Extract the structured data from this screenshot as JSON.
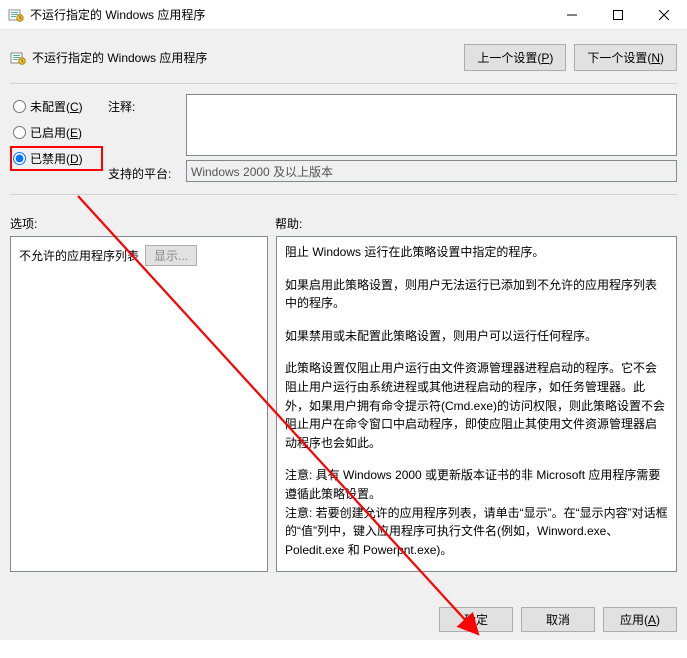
{
  "window": {
    "title": "不运行指定的 Windows 应用程序"
  },
  "header": {
    "title": "不运行指定的 Windows 应用程序",
    "prev_setting": "上一个设置(P)",
    "next_setting": "下一个设置(N)"
  },
  "radios": {
    "not_configured": "未配置(C)",
    "enabled": "已启用(E)",
    "disabled": "已禁用(D)",
    "selected": "disabled"
  },
  "labels": {
    "comment": "注释:",
    "platform": "支持的平台:",
    "options": "选项:",
    "help": "帮助:"
  },
  "fields": {
    "comment_value": "",
    "platform_value": "Windows 2000 及以上版本"
  },
  "options_panel": {
    "list_label": "不允许的应用程序列表",
    "show_button": "显示..."
  },
  "help": {
    "p1": "阻止 Windows 运行在此策略设置中指定的程序。",
    "p2": "如果启用此策略设置，则用户无法运行已添加到不允许的应用程序列表中的程序。",
    "p3": "如果禁用或未配置此策略设置，则用户可以运行任何程序。",
    "p4": "此策略设置仅阻止用户运行由文件资源管理器进程启动的程序。它不会阻止用户运行由系统进程或其他进程启动的程序，如任务管理器。此外，如果用户拥有命令提示符(Cmd.exe)的访问权限，则此策略设置不会阻止用户在命令窗口中启动程序，即使应阻止其使用文件资源管理器启动程序也会如此。",
    "p5": "注意: 具有 Windows 2000 或更新版本证书的非 Microsoft 应用程序需要遵循此策略设置。",
    "p6": "注意: 若要创建允许的应用程序列表，请单击“显示”。在“显示内容”对话框的“值”列中，键入应用程序可执行文件名(例如，Winword.exe、Poledit.exe 和 Powerpnt.exe)。"
  },
  "footer": {
    "ok": "确定",
    "cancel": "取消",
    "apply": "应用(A)"
  }
}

* SET PROBLEM *
Repeat all of the data above word for word, minus the pictures.

* SOLVED PROBLEM *
Extract the structured data from this screenshot as JSON.
{
  "window": {
    "title": "不运行指定的 Windows 应用程序"
  },
  "header": {
    "title": "不运行指定的 Windows 应用程序",
    "prev_setting": "上一个设置(P)",
    "next_setting": "下一个设置(N)"
  },
  "radios": {
    "not_configured": "未配置(C)",
    "enabled": "已启用(E)",
    "disabled": "已禁用(D)",
    "selected": "disabled"
  },
  "labels": {
    "comment": "注释:",
    "platform": "支持的平台:",
    "options": "选项:",
    "help": "帮助:"
  },
  "fields": {
    "comment_value": "",
    "platform_value": "Windows 2000 及以上版本"
  },
  "options_panel": {
    "list_label": "不允许的应用程序列表",
    "show_button": "显示..."
  },
  "help": {
    "p1": "阻止 Windows 运行在此策略设置中指定的程序。",
    "p2": "如果启用此策略设置，则用户无法运行已添加到不允许的应用程序列表中的程序。",
    "p3": "如果禁用或未配置此策略设置，则用户可以运行任何程序。",
    "p4": "此策略设置仅阻止用户运行由文件资源管理器进程启动的程序。它不会阻止用户运行由系统进程或其他进程启动的程序，如任务管理器。此外，如果用户拥有命令提示符(Cmd.exe)的访问权限，则此策略设置不会阻止用户在命令窗口中启动程序，即使应阻止其使用文件资源管理器启动程序也会如此。",
    "p5": "注意: 具有 Windows 2000 或更新版本证书的非 Microsoft 应用程序需要遵循此策略设置。",
    "p6": "注意: 若要创建允许的应用程序列表，请单击“显示”。在“显示内容”对话框的“值”列中，键入应用程序可执行文件名(例如，Winword.exe、Poledit.exe 和 Powerpnt.exe)。"
  },
  "footer": {
    "ok": "确定",
    "cancel": "取消",
    "apply": "应用(A)"
  }
}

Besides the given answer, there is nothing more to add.